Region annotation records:
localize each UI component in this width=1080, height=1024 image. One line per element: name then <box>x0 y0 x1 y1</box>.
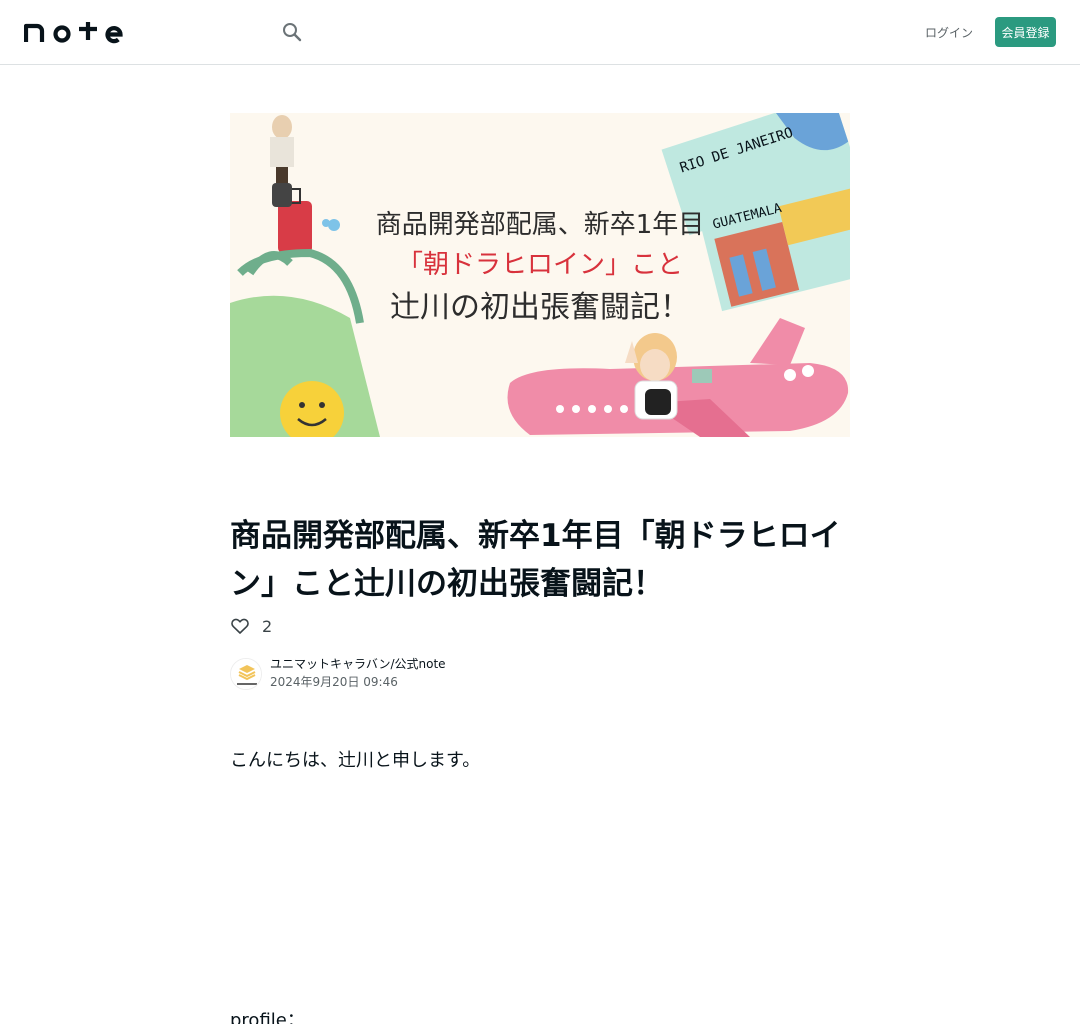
article-lead: こんにちは、辻川と申します。 <box>230 750 481 771</box>
like-button[interactable] <box>230 616 250 636</box>
eyecatch-line3: 辻川の初出張奮闘記！ <box>390 290 690 325</box>
eyecatch-line1: 商品開発部配属、新卒1年目 <box>376 210 705 240</box>
site-header: ログイン 会員登録 <box>0 0 1080 65</box>
heart-icon <box>231 618 249 634</box>
post-date: 2024年9月20日 09:46 <box>270 675 398 689</box>
like-count[interactable]: 2 <box>262 617 272 636</box>
avatar[interactable] <box>230 657 262 690</box>
eyecatch-line2: 「朝ドラヒロイン」こと <box>397 250 683 280</box>
profile-heading: profile： <box>230 1010 305 1024</box>
author-name[interactable]: ユニマットキャラバン/公式note <box>270 656 446 672</box>
eyecatch-illustration: RIO DE JANEIRO GUATEMALA 商品開発部配属、新卒1年目 「… <box>230 113 850 437</box>
search-button[interactable] <box>278 18 306 46</box>
search-icon <box>283 23 302 42</box>
like-section: 2 <box>230 614 272 638</box>
note-logo[interactable] <box>23 20 124 44</box>
signup-button[interactable]: 会員登録 <box>995 17 1056 47</box>
login-button[interactable]: ログイン <box>918 17 980 47</box>
article-title: 商品開発部配属、新卒1年目「朝ドラヒロイン」こと辻川の初出張奮闘記！ <box>230 518 841 602</box>
author-info: ユニマットキャラバン/公式note 2024年9月20日 09:46 <box>230 656 446 691</box>
brand-logo-icon <box>231 658 261 689</box>
note-logo-mark <box>23 22 123 44</box>
eyecatch-image: RIO DE JANEIRO GUATEMALA 商品開発部配属、新卒1年目 「… <box>230 113 850 437</box>
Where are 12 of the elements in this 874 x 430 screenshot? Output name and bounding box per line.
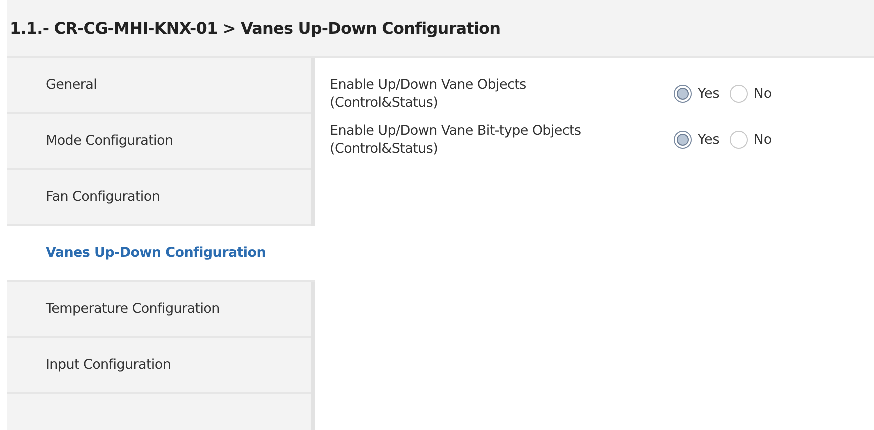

**WHAT TO WORK ON**
Reproduce every line of the records above verbatim, leaving out the pictures.

**EXERCISE RESPONSE**
localize each UI component in this width=1080, height=1024 image. One line per element: name then <box>x0 y0 x1 y1</box>.
article-lead: こんにちは、辻川と申します。 <box>230 750 481 771</box>
like-button[interactable] <box>230 616 250 636</box>
eyecatch-line3: 辻川の初出張奮闘記！ <box>390 290 690 325</box>
eyecatch-line1: 商品開発部配属、新卒1年目 <box>376 210 705 240</box>
site-header: ログイン 会員登録 <box>0 0 1080 65</box>
heart-icon <box>231 618 249 634</box>
post-date: 2024年9月20日 09:46 <box>270 675 398 689</box>
like-count[interactable]: 2 <box>262 617 272 636</box>
avatar[interactable] <box>230 657 262 690</box>
eyecatch-line2: 「朝ドラヒロイン」こと <box>397 250 683 280</box>
profile-heading: profile： <box>230 1010 305 1024</box>
author-name[interactable]: ユニマットキャラバン/公式note <box>270 656 446 672</box>
eyecatch-illustration: RIO DE JANEIRO GUATEMALA 商品開発部配属、新卒1年目 「… <box>230 113 850 437</box>
search-button[interactable] <box>278 18 306 46</box>
search-icon <box>283 23 302 42</box>
like-section: 2 <box>230 614 272 638</box>
note-logo[interactable] <box>23 20 124 44</box>
signup-button[interactable]: 会員登録 <box>995 17 1056 47</box>
login-button[interactable]: ログイン <box>918 17 980 47</box>
article-title: 商品開発部配属、新卒1年目「朝ドラヒロイン」こと辻川の初出張奮闘記！ <box>230 518 841 602</box>
author-info: ユニマットキャラバン/公式note 2024年9月20日 09:46 <box>230 656 446 691</box>
brand-logo-icon <box>231 658 261 689</box>
note-logo-mark <box>23 22 123 44</box>
eyecatch-image: RIO DE JANEIRO GUATEMALA 商品開発部配属、新卒1年目 「… <box>230 113 850 437</box>
Where are 12 of the elements in this 874 x 430 screenshot? Output name and bounding box per line.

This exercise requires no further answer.